* Your instructions *
Tally the lines in the records underneath that contain the string "Clindamycin", and state the figure by itself.
# START OF Dataset records
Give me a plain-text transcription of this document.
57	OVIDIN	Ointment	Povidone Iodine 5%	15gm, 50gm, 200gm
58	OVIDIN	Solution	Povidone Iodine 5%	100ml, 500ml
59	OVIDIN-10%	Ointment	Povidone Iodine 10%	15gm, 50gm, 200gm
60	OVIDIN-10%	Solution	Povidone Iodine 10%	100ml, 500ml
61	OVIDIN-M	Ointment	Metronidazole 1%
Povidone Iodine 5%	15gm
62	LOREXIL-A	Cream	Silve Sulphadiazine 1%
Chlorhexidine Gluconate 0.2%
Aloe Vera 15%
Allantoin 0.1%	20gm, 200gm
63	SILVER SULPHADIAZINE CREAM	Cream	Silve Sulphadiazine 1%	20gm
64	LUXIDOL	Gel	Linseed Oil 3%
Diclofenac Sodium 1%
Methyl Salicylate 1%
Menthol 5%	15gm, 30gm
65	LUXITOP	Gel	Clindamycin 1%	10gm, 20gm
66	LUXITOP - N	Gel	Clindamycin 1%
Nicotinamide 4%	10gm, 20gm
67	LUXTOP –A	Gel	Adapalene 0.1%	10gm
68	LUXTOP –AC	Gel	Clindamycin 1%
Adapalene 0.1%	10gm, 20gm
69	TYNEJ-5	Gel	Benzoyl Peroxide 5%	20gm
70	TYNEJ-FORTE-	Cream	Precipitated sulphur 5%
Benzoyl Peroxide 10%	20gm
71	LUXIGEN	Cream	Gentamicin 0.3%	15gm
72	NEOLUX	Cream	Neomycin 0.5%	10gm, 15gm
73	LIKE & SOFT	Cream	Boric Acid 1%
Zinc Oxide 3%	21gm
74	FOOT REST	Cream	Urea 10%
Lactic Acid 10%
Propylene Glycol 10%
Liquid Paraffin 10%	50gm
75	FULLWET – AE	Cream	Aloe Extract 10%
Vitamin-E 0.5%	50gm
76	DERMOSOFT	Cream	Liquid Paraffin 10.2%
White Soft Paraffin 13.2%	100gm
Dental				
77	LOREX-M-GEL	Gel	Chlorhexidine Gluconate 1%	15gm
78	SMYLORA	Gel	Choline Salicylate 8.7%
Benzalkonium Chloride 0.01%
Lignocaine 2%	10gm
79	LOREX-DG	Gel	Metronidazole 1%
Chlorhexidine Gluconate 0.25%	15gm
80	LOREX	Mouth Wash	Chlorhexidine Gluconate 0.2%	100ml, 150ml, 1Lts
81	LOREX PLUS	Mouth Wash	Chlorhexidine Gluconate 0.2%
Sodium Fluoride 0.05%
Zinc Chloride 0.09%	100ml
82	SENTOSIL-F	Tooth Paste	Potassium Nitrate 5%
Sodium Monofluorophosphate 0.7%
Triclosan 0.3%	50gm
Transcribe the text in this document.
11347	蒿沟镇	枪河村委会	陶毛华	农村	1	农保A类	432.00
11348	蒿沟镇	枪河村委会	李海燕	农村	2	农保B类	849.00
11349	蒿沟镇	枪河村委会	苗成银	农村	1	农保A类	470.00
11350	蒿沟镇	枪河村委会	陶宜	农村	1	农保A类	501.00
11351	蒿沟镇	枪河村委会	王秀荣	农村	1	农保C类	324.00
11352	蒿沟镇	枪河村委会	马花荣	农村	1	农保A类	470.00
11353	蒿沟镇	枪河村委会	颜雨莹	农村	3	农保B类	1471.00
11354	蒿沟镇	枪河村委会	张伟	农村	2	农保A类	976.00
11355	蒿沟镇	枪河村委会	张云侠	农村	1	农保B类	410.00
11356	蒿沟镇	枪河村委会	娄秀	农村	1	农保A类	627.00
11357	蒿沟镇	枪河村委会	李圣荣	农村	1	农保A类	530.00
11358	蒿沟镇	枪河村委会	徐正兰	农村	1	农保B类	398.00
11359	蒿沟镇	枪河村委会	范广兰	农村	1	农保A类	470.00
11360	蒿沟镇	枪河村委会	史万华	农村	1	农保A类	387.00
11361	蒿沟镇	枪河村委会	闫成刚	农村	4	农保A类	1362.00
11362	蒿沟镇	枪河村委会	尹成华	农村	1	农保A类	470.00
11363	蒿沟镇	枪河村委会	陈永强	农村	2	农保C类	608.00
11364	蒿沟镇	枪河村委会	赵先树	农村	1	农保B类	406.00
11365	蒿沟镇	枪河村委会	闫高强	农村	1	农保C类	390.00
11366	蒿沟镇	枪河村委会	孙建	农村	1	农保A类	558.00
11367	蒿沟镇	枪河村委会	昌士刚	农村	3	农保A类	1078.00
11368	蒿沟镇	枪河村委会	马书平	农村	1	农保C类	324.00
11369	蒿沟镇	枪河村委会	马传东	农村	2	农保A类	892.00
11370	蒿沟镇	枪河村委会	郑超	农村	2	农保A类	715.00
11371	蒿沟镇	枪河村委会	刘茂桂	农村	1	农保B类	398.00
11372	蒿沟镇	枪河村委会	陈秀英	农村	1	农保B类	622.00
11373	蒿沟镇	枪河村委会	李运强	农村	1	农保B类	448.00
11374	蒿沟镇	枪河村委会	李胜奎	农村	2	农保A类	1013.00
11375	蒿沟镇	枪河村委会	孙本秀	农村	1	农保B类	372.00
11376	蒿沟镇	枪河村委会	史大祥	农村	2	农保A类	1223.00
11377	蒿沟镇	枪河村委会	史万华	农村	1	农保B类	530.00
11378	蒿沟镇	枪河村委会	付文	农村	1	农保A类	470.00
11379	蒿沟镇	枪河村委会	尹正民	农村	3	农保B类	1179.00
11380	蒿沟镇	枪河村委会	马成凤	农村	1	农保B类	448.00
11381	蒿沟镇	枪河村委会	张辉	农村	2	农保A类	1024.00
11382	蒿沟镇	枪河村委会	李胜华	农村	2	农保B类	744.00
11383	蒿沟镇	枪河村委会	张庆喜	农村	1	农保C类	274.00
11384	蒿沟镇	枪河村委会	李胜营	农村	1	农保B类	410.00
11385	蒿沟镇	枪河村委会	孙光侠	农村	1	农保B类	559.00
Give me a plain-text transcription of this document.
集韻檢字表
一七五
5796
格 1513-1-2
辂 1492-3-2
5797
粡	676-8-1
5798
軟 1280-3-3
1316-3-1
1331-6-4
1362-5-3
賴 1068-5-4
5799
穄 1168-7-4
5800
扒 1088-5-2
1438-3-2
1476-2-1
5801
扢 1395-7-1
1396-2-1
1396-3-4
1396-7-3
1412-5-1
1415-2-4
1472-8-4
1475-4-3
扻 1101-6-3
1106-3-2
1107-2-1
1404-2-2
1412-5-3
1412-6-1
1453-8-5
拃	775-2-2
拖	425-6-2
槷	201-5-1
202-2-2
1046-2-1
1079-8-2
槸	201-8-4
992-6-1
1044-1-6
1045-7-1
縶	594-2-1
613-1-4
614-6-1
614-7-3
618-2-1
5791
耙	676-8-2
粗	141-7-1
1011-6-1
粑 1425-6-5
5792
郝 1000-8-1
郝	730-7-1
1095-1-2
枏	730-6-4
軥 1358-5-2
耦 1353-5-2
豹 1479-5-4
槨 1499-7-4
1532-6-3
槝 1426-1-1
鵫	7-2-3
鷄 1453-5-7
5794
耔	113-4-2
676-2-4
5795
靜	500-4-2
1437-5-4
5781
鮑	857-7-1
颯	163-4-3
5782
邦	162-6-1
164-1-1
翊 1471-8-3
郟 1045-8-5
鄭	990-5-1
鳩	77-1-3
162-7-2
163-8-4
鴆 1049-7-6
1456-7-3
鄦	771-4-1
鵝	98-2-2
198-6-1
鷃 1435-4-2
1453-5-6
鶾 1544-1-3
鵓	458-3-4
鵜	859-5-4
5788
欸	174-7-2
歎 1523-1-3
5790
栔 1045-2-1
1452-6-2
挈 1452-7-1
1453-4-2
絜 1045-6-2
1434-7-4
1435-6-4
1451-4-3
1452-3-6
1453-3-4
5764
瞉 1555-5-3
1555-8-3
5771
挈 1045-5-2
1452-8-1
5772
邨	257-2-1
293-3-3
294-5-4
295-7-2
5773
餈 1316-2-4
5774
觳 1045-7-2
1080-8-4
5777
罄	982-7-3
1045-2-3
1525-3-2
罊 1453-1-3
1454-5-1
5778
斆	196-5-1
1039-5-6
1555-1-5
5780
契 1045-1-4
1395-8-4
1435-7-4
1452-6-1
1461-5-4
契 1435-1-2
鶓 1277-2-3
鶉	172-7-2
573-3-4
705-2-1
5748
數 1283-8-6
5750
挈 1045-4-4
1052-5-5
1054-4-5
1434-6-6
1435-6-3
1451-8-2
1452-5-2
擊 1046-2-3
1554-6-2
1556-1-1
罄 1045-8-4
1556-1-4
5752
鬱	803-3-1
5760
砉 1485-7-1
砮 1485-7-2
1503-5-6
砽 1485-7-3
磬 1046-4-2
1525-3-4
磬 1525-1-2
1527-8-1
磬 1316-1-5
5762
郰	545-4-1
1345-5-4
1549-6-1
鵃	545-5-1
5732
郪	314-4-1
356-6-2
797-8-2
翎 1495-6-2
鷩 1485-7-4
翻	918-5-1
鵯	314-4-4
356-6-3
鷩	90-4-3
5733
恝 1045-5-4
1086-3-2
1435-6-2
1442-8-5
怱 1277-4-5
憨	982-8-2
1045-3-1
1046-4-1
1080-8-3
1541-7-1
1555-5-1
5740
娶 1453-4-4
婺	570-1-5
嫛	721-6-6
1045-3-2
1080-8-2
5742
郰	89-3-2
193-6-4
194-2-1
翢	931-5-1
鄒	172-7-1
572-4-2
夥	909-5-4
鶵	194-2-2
# END OF Dataset records
* Written solution *
3